╔══

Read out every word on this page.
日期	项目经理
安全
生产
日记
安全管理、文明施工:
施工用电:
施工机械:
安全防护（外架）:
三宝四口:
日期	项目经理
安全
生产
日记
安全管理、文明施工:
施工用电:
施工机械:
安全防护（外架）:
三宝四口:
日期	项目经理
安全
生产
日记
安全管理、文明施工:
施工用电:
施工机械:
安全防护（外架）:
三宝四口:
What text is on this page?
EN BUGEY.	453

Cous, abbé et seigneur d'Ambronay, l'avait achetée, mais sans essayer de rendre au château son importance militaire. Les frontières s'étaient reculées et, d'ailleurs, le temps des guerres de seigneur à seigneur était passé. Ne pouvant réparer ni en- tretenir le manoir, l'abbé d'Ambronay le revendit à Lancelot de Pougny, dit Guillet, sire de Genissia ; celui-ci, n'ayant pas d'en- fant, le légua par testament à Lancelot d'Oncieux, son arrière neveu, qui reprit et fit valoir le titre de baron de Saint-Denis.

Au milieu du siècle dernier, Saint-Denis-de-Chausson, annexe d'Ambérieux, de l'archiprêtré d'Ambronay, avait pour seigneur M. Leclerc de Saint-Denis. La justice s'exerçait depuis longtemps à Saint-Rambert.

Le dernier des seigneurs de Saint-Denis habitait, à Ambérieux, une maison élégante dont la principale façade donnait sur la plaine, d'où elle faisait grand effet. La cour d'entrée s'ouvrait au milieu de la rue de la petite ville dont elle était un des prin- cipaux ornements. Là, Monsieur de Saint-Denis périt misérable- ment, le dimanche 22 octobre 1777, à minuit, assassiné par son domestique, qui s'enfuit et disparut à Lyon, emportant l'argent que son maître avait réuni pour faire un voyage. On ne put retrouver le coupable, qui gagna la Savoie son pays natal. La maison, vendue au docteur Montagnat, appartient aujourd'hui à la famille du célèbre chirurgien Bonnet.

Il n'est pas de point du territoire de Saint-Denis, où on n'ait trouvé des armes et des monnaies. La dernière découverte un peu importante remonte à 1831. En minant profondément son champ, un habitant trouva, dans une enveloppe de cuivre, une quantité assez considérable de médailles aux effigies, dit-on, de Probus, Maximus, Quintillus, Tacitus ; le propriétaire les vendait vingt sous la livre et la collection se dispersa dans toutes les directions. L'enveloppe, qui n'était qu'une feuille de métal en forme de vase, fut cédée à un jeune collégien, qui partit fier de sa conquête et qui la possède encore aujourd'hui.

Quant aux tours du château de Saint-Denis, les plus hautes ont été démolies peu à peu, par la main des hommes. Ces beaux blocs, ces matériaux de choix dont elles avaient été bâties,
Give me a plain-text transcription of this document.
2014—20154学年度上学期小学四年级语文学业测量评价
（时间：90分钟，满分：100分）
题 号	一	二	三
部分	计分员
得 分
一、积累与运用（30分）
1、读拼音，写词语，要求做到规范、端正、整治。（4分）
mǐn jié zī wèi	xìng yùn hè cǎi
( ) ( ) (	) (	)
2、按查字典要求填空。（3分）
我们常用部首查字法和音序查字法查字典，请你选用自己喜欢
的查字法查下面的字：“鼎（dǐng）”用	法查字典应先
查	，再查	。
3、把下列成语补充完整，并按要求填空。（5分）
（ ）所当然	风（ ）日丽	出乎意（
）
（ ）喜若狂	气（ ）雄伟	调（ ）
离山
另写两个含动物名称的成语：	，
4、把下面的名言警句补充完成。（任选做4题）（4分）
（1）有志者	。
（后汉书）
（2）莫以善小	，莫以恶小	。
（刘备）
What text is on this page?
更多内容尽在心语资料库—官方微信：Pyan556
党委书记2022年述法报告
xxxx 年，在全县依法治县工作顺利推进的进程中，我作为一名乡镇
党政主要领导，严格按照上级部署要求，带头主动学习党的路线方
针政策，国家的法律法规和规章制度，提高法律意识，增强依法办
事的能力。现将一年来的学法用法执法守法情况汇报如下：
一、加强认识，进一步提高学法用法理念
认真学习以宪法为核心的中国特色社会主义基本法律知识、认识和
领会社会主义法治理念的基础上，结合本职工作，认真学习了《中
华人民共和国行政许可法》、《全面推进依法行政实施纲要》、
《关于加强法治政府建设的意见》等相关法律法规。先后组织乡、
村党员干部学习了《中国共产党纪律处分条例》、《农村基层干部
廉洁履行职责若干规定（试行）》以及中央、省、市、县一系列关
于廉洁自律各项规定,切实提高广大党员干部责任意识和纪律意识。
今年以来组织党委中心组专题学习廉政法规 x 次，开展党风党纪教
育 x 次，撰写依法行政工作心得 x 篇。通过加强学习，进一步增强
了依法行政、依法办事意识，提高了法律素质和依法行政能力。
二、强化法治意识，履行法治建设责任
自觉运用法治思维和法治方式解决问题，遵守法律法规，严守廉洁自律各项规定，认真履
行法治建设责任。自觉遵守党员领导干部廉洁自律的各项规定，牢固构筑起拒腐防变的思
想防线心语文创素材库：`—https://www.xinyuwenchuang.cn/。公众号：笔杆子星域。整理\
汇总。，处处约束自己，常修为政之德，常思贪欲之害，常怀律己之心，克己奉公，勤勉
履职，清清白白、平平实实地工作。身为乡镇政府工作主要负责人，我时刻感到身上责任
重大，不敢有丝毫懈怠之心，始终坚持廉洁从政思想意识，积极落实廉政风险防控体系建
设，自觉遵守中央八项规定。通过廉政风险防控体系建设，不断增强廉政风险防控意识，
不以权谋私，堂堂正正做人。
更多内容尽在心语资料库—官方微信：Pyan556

╚══

■ Task requirements: Print the complete listing again, exactly as it stands.

■ Task answer:
Read out every word on this page.
日期	项目经理
安全
生产
日记
安全管理、文明施工:
施工用电:
施工机械:
安全防护（外架）:
三宝四口:
日期	项目经理
安全
生产
日记
安全管理、文明施工:
施工用电:
施工机械:
安全防护（外架）:
三宝四口:
日期	项目经理
安全
生产
日记
安全管理、文明施工:
施工用电:
施工机械:
安全防护（外架）:
三宝四口:
What text is on this page?
EN BUGEY.	453

Cous, abbé et seigneur d'Ambronay, l'avait achetée, mais sans essayer de rendre au château son importance militaire. Les frontières s'étaient reculées et, d'ailleurs, le temps des guerres de seigneur à seigneur était passé. Ne pouvant réparer ni en- tretenir le manoir, l'abbé d'Ambronay le revendit à Lancelot de Pougny, dit Guillet, sire de Genissia ; celui-ci, n'ayant pas d'en- fant, le légua par testament à Lancelot d'Oncieux, son arrière neveu, qui reprit et fit valoir le titre de baron de Saint-Denis.

Au milieu du siècle dernier, Saint-Denis-de-Chausson, annexe d'Ambérieux, de l'archiprêtré d'Ambronay, avait pour seigneur M. Leclerc de Saint-Denis. La justice s'exerçait depuis longtemps à Saint-Rambert.

Le dernier des seigneurs de Saint-Denis habitait, à Ambérieux, une maison élégante dont la principale façade donnait sur la plaine, d'où elle faisait grand effet. La cour d'entrée s'ouvrait au milieu de la rue de la petite ville dont elle était un des prin- cipaux ornements. Là, Monsieur de Saint-Denis périt misérable- ment, le dimanche 22 octobre 1777, à minuit, assassiné par son domestique, qui s'enfuit et disparut à Lyon, emportant l'argent que son maître avait réuni pour faire un voyage. On ne put retrouver le coupable, qui gagna la Savoie son pays natal. La maison, vendue au docteur Montagnat, appartient aujourd'hui à la famille du célèbre chirurgien Bonnet.

Il n'est pas de point du territoire de Saint-Denis, où on n'ait trouvé des armes et des monnaies. La dernière découverte un peu importante remonte à 1831. En minant profondément son champ, un habitant trouva, dans une enveloppe de cuivre, une quantité assez considérable de médailles aux effigies, dit-on, de Probus, Maximus, Quintillus, Tacitus ; le propriétaire les vendait vingt sous la livre et la collection se dispersa dans toutes les directions. L'enveloppe, qui n'était qu'une feuille de métal en forme de vase, fut cédée à un jeune collégien, qui partit fier de sa conquête et qui la possède encore aujourd'hui.

Quant aux tours du château de Saint-Denis, les plus hautes ont été démolies peu à peu, par la main des hommes. Ces beaux blocs, ces matériaux de choix dont elles avaient été bâties,
Give me a plain-text transcription of this document.
2014—20154学年度上学期小学四年级语文学业测量评价
（时间：90分钟，满分：100分）
题 号	一	二	三
部分	计分员
得 分
一、积累与运用（30分）
1、读拼音，写词语，要求做到规范、端正、整治。（4分）
mǐn jié zī wèi	xìng yùn hè cǎi
( ) ( ) (	) (	)
2、按查字典要求填空。（3分）
我们常用部首查字法和音序查字法查字典，请你选用自己喜欢
的查字法查下面的字：“鼎（dǐng）”用	法查字典应先
查	，再查	。
3、把下列成语补充完整，并按要求填空。（5分）
（ ）所当然	风（ ）日丽	出乎意（
）
（ ）喜若狂	气（ ）雄伟	调（ ）
离山
另写两个含动物名称的成语：	，
4、把下面的名言警句补充完成。（任选做4题）（4分）
（1）有志者	。
（后汉书）
（2）莫以善小	，莫以恶小	。
（刘备）
What text is on this page?
更多内容尽在心语资料库—官方微信：Pyan556
党委书记2022年述法报告
xxxx 年，在全县依法治县工作顺利推进的进程中，我作为一名乡镇
党政主要领导，严格按照上级部署要求，带头主动学习党的路线方
针政策，国家的法律法规和规章制度，提高法律意识，增强依法办
事的能力。现将一年来的学法用法执法守法情况汇报如下：
一、加强认识，进一步提高学法用法理念
认真学习以宪法为核心的中国特色社会主义基本法律知识、认识和
领会社会主义法治理念的基础上，结合本职工作，认真学习了《中
华人民共和国行政许可法》、《全面推进依法行政实施纲要》、
《关于加强法治政府建设的意见》等相关法律法规。先后组织乡、
村党员干部学习了《中国共产党纪律处分条例》、《农村基层干部
廉洁履行职责若干规定（试行）》以及中央、省、市、县一系列关
于廉洁自律各项规定,切实提高广大党员干部责任意识和纪律意识。
今年以来组织党委中心组专题学习廉政法规 x 次，开展党风党纪教
育 x 次，撰写依法行政工作心得 x 篇。通过加强学习，进一步增强
了依法行政、依法办事意识，提高了法律素质和依法行政能力。
二、强化法治意识，履行法治建设责任
自觉运用法治思维和法治方式解决问题，遵守法律法规，严守廉洁自律各项规定，认真履
行法治建设责任。自觉遵守党员领导干部廉洁自律的各项规定，牢固构筑起拒腐防变的思
想防线心语文创素材库：`—https://www.xinyuwenchuang.cn/。公众号：笔杆子星域。整理\
汇总。，处处约束自己，常修为政之德，常思贪欲之害，常怀律己之心，克己奉公，勤勉
履职，清清白白、平平实实地工作。身为乡镇政府工作主要负责人，我时刻感到身上责任
重大，不敢有丝毫懈怠之心，始终坚持廉洁从政思想意识，积极落实廉政风险防控体系建
设，自觉遵守中央八项规定。通过廉政风险防控体系建设，不断增强廉政风险防控意识，
不以权谋私，堂堂正正做人。
更多内容尽在心语资料库—官方微信：Pyan556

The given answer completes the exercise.